Data records:
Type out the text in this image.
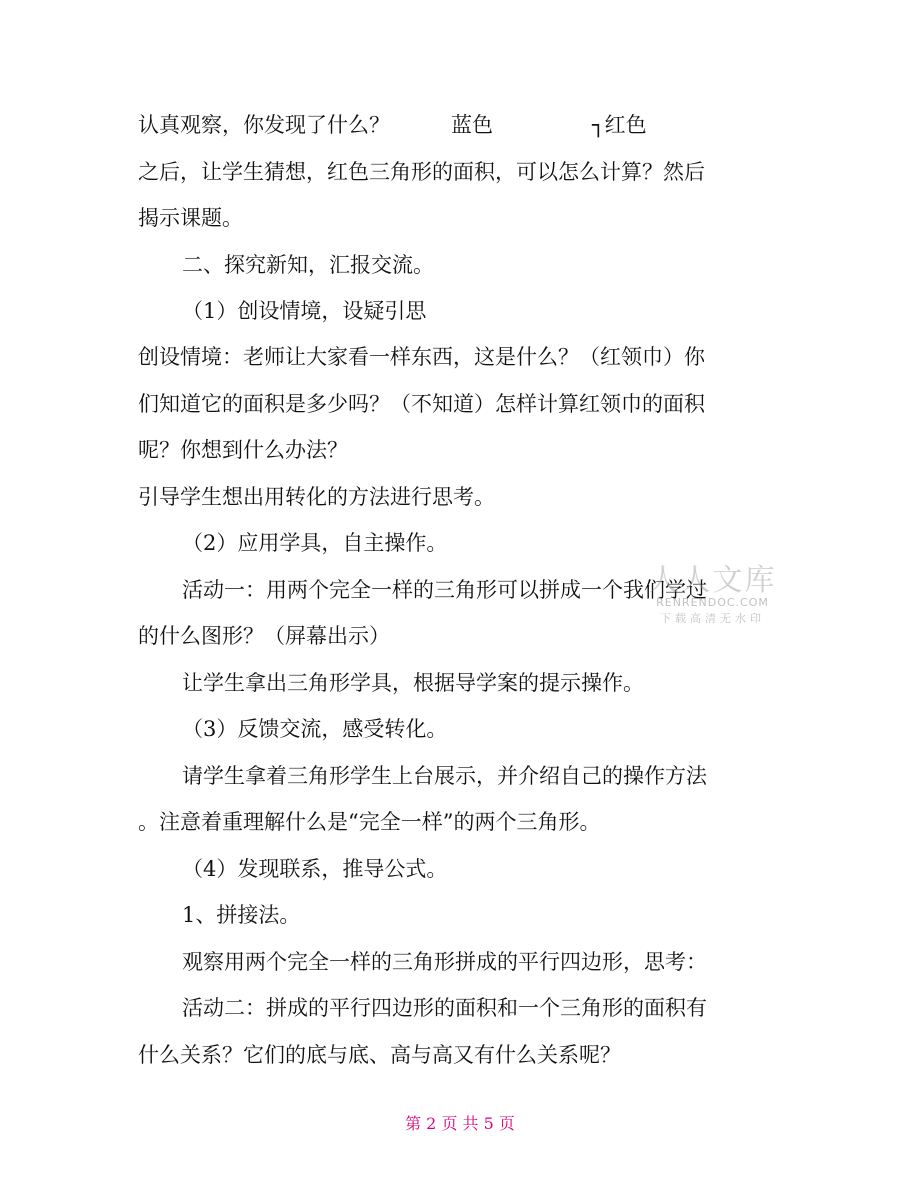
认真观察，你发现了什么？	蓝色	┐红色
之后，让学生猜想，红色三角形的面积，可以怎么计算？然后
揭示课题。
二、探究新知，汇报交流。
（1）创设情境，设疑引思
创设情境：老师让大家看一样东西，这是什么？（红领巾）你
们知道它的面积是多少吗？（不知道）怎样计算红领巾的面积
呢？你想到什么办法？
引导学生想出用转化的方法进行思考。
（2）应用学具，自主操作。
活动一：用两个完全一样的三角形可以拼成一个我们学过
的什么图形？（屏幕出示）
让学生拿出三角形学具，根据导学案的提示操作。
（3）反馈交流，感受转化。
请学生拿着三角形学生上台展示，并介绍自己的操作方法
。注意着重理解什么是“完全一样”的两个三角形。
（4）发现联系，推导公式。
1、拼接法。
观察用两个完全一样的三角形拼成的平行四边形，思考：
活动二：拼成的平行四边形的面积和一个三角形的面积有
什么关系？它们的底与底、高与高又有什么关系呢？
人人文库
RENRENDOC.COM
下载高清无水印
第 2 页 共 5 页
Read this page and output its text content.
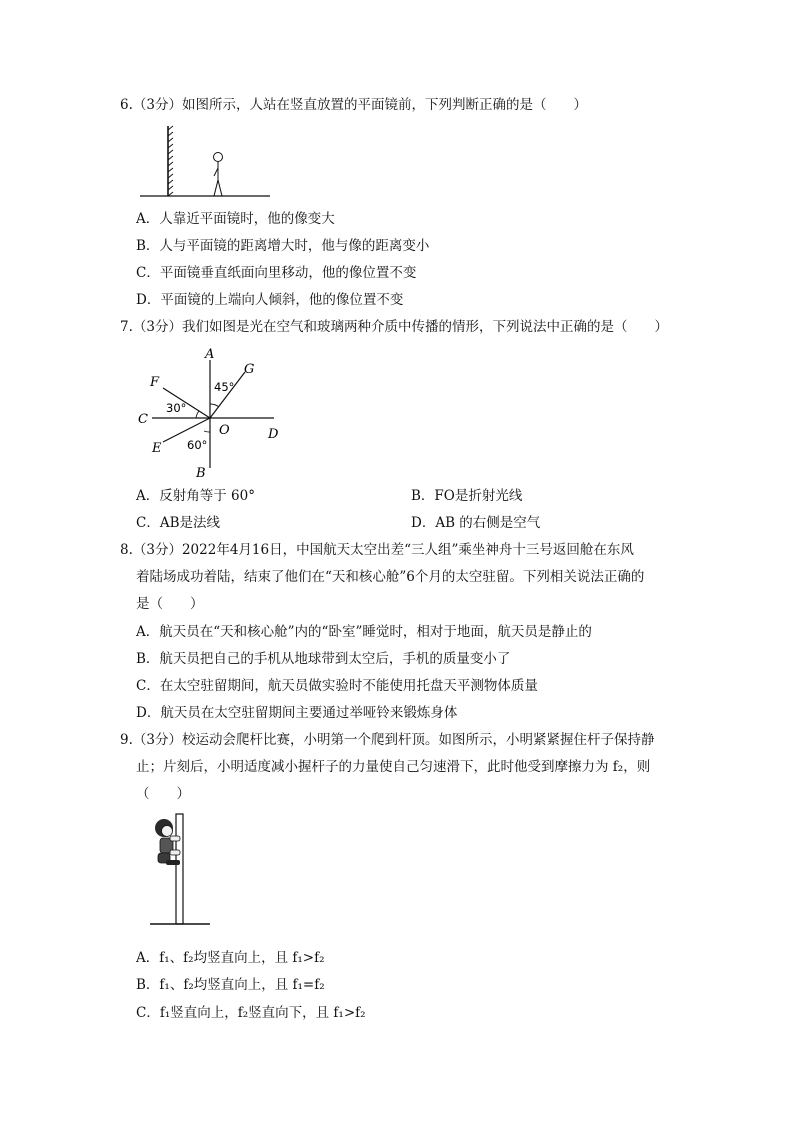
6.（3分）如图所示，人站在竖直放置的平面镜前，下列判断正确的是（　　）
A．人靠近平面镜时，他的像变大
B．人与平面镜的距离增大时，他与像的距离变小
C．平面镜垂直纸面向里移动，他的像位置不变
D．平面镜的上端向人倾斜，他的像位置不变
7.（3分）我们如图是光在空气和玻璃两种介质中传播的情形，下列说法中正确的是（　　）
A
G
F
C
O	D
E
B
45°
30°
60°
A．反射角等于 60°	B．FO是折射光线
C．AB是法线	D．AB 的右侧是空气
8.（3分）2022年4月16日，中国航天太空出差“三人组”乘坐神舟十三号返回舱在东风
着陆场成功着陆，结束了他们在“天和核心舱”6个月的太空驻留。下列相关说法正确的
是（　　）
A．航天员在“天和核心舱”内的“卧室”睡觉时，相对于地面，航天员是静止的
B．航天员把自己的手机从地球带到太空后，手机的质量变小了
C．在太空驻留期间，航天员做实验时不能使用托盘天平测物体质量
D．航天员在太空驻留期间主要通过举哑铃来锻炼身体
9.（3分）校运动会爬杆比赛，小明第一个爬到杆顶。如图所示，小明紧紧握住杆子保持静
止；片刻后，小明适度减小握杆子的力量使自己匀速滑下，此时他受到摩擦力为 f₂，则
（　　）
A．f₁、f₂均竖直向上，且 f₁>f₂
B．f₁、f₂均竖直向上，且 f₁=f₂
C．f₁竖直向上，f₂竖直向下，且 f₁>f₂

* * *

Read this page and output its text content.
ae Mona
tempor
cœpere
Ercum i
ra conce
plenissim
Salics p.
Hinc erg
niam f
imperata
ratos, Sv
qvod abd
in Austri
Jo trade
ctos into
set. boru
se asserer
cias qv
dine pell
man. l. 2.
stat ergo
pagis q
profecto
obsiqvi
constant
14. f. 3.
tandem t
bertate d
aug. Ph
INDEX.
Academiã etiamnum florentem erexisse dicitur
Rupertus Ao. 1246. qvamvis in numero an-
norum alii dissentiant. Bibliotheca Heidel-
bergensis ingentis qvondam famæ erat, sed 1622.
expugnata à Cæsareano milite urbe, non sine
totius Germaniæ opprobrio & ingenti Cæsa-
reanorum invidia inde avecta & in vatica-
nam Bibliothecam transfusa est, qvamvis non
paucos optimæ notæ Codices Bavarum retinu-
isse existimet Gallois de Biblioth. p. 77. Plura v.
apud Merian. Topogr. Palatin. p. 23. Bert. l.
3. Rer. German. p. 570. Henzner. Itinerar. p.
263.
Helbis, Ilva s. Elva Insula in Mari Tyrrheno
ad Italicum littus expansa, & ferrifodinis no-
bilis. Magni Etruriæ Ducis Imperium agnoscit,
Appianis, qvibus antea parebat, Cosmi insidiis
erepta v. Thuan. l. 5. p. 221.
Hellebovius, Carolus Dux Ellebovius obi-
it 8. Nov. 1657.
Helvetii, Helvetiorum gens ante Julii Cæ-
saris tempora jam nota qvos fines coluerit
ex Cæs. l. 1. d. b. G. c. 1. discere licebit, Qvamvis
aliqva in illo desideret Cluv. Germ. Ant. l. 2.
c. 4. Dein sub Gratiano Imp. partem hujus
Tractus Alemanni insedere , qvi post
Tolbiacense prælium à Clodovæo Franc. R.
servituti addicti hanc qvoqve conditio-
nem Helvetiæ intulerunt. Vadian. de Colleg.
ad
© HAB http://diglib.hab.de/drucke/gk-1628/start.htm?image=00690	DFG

Exercise description: Using the records above, gather all lines where the string "f₂均竖直向上" is present.

Finished task:
A．f₁、f₂均竖直向上，且 f₁>f₂
B．f₁、f₂均竖直向上，且 f₁=f₂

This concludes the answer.